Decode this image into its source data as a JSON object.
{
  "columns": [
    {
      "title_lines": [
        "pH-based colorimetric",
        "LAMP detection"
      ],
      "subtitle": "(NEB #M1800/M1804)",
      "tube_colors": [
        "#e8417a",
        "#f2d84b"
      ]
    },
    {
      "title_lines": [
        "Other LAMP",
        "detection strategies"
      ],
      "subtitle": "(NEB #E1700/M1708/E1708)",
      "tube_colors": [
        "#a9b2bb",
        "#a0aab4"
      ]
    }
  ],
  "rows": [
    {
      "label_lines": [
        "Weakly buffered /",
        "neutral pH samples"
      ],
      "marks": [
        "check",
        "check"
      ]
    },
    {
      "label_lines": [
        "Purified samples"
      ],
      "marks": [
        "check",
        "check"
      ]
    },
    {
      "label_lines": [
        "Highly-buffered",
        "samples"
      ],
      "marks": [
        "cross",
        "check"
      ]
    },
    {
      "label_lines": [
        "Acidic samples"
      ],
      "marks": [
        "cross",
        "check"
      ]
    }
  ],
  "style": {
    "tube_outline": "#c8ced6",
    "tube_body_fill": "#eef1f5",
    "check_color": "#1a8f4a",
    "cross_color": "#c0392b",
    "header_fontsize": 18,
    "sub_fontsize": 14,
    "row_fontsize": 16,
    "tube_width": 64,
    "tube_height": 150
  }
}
=======
■ **Task description**: Take the material above and return all of it exactly.

■ **Solution to the problem**:
Decode this image into its source data as a JSON object.
{
  "columns": [
    {
      "title_lines": [
        "pH-based colorimetric",
        "LAMP detection"
      ],
      "subtitle": "(NEB #M1800/M1804)",
      "tube_colors": [
        "#e8417a",
        "#f2d84b"
      ]
    },
    {
      "title_lines": [
        "Other LAMP",
        "detection strategies"
      ],
      "subtitle": "(NEB #E1700/M1708/E1708)",
      "tube_colors": [
        "#a9b2bb",
        "#a0aab4"
      ]
    }
  ],
  "rows": [
    {
      "label_lines": [
        "Weakly buffered /",
        "neutral pH samples"
      ],
      "marks": [
        "check",
        "check"
      ]
    },
    {
      "label_lines": [
        "Purified samples"
      ],
      "marks": [
        "check",
        "check"
      ]
    },
    {
      "label_lines": [
        "Highly-buffered",
        "samples"
      ],
      "marks": [
        "cross",
        "check"
      ]
    },
    {
      "label_lines": [
        "Acidic samples"
      ],
      "marks": [
        "cross",
        "check"
      ]
    }
  ],
  "style": {
    "tube_outline": "#c8ced6",
    "tube_body_fill": "#eef1f5",
    "check_color": "#1a8f4a",
    "cross_color": "#c0392b",
    "header_fontsize": 18,
    "sub_fontsize": 14,
    "row_fontsize": 16,
    "tube_width": 64,
    "tube_height": 150
  }
}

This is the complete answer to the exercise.